Given instruction: Take all the material and copy it exactly.
--- begin ---
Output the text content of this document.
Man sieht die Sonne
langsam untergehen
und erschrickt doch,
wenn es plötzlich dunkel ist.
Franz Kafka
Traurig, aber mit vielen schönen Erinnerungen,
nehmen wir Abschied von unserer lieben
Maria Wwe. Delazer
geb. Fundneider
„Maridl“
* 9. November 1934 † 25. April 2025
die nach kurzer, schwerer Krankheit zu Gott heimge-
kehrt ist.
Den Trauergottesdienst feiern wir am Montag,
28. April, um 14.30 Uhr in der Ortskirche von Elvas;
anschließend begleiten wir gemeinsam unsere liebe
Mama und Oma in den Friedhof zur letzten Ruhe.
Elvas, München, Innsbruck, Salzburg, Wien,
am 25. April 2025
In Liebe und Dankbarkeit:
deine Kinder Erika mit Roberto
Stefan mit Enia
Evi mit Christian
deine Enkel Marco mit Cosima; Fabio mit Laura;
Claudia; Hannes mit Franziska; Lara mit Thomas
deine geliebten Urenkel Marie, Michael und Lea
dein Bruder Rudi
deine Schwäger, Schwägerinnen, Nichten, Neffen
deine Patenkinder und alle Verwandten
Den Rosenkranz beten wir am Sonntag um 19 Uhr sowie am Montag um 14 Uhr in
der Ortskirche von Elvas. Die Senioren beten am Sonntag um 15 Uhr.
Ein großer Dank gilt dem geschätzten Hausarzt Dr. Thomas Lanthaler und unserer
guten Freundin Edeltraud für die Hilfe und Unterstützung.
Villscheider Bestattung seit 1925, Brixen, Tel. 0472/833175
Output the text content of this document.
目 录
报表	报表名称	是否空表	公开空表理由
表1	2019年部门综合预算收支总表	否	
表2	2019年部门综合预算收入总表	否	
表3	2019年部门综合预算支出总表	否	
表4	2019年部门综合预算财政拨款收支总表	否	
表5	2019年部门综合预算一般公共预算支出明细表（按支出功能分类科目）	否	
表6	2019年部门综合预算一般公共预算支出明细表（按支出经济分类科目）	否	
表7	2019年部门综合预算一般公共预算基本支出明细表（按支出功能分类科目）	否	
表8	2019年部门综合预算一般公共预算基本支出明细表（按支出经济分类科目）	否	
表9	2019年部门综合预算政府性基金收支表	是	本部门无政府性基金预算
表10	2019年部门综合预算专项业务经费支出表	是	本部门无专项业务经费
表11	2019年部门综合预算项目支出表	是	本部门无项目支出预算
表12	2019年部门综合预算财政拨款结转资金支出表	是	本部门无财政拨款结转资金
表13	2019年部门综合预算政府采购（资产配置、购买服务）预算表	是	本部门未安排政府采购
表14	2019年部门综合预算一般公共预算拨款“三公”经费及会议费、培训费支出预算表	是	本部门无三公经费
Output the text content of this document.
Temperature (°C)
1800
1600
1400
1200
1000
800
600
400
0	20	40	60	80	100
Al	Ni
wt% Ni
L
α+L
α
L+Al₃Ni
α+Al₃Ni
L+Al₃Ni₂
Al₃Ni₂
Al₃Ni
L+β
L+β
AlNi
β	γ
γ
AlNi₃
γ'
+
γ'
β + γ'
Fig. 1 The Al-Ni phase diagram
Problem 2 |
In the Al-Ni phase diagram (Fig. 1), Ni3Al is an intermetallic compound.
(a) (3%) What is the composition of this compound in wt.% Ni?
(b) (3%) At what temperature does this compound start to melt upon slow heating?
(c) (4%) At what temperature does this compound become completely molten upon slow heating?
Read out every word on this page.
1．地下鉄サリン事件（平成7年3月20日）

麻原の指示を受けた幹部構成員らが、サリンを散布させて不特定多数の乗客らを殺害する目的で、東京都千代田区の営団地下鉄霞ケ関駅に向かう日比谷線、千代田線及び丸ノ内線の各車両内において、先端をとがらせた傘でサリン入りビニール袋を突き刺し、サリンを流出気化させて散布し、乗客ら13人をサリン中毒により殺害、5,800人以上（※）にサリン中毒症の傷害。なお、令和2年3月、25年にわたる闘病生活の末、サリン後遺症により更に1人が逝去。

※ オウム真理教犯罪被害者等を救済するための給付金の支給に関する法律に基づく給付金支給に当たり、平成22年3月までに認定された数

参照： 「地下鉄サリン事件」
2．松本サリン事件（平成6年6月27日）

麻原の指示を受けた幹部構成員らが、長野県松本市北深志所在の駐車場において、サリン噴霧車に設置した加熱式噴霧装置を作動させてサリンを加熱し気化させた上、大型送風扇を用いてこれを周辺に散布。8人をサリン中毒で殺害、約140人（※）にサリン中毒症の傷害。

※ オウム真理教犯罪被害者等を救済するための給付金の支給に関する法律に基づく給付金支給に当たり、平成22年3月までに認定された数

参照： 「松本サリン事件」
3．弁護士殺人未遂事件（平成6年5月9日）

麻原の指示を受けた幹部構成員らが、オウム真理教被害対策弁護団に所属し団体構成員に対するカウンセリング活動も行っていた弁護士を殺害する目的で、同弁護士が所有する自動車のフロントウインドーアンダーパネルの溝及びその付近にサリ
--- end ---
Response to the exercise:
Output the text content of this document.
Man sieht die Sonne
langsam untergehen
und erschrickt doch,
wenn es plötzlich dunkel ist.
Franz Kafka
Traurig, aber mit vielen schönen Erinnerungen,
nehmen wir Abschied von unserer lieben
Maria Wwe. Delazer
geb. Fundneider
„Maridl“
* 9. November 1934 † 25. April 2025
die nach kurzer, schwerer Krankheit zu Gott heimge-
kehrt ist.
Den Trauergottesdienst feiern wir am Montag,
28. April, um 14.30 Uhr in der Ortskirche von Elvas;
anschließend begleiten wir gemeinsam unsere liebe
Mama und Oma in den Friedhof zur letzten Ruhe.
Elvas, München, Innsbruck, Salzburg, Wien,
am 25. April 2025
In Liebe und Dankbarkeit:
deine Kinder Erika mit Roberto
Stefan mit Enia
Evi mit Christian
deine Enkel Marco mit Cosima; Fabio mit Laura;
Claudia; Hannes mit Franziska; Lara mit Thomas
deine geliebten Urenkel Marie, Michael und Lea
dein Bruder Rudi
deine Schwäger, Schwägerinnen, Nichten, Neffen
deine Patenkinder und alle Verwandten
Den Rosenkranz beten wir am Sonntag um 19 Uhr sowie am Montag um 14 Uhr in
der Ortskirche von Elvas. Die Senioren beten am Sonntag um 15 Uhr.
Ein großer Dank gilt dem geschätzten Hausarzt Dr. Thomas Lanthaler und unserer
guten Freundin Edeltraud für die Hilfe und Unterstützung.
Villscheider Bestattung seit 1925, Brixen, Tel. 0472/833175
Output the text content of this document.
目 录
报表	报表名称	是否空表	公开空表理由
表1	2019年部门综合预算收支总表	否	
表2	2019年部门综合预算收入总表	否	
表3	2019年部门综合预算支出总表	否	
表4	2019年部门综合预算财政拨款收支总表	否	
表5	2019年部门综合预算一般公共预算支出明细表（按支出功能分类科目）	否	
表6	2019年部门综合预算一般公共预算支出明细表（按支出经济分类科目）	否	
表7	2019年部门综合预算一般公共预算基本支出明细表（按支出功能分类科目）	否	
表8	2019年部门综合预算一般公共预算基本支出明细表（按支出经济分类科目）	否	
表9	2019年部门综合预算政府性基金收支表	是	本部门无政府性基金预算
表10	2019年部门综合预算专项业务经费支出表	是	本部门无专项业务经费
表11	2019年部门综合预算项目支出表	是	本部门无项目支出预算
表12	2019年部门综合预算财政拨款结转资金支出表	是	本部门无财政拨款结转资金
表13	2019年部门综合预算政府采购（资产配置、购买服务）预算表	是	本部门未安排政府采购
表14	2019年部门综合预算一般公共预算拨款“三公”经费及会议费、培训费支出预算表	是	本部门无三公经费
Output the text content of this document.
Temperature (°C)
1800
1600
1400
1200
1000
800
600
400
0	20	40	60	80	100
Al	Ni
wt% Ni
L
α+L
α
L+Al₃Ni
α+Al₃Ni
L+Al₃Ni₂
Al₃Ni₂
Al₃Ni
L+β
L+β
AlNi
β	γ
γ
AlNi₃
γ'
+
γ'
β + γ'
Fig. 1 The Al-Ni phase diagram
Problem 2 |
In the Al-Ni phase diagram (Fig. 1), Ni3Al is an intermetallic compound.
(a) (3%) What is the composition of this compound in wt.% Ni?
(b) (3%) At what temperature does this compound start to melt upon slow heating?
(c) (4%) At what temperature does this compound become completely molten upon slow heating?
Read out every word on this page.
1．地下鉄サリン事件（平成7年3月20日）

麻原の指示を受けた幹部構成員らが、サリンを散布させて不特定多数の乗客らを殺害する目的で、東京都千代田区の営団地下鉄霞ケ関駅に向かう日比谷線、千代田線及び丸ノ内線の各車両内において、先端をとがらせた傘でサリン入りビニール袋を突き刺し、サリンを流出気化させて散布し、乗客ら13人をサリン中毒により殺害、5,800人以上（※）にサリン中毒症の傷害。なお、令和2年3月、25年にわたる闘病生活の末、サリン後遺症により更に1人が逝去。

※ オウム真理教犯罪被害者等を救済するための給付金の支給に関する法律に基づく給付金支給に当たり、平成22年3月までに認定された数

参照： 「地下鉄サリン事件」
2．松本サリン事件（平成6年6月27日）

麻原の指示を受けた幹部構成員らが、長野県松本市北深志所在の駐車場において、サリン噴霧車に設置した加熱式噴霧装置を作動させてサリンを加熱し気化させた上、大型送風扇を用いてこれを周辺に散布。8人をサリン中毒で殺害、約140人（※）にサリン中毒症の傷害。

※ オウム真理教犯罪被害者等を救済するための給付金の支給に関する法律に基づく給付金支給に当たり、平成22年3月までに認定された数

参照： 「松本サリン事件」
3．弁護士殺人未遂事件（平成6年5月9日）

麻原の指示を受けた幹部構成員らが、オウム真理教被害対策弁護団に所属し団体構成員に対するカウンセリング活動も行っていた弁護士を殺害する目的で、同弁護士が所有する自動車のフロントウインドーアンダーパネルの溝及びその付近にサリ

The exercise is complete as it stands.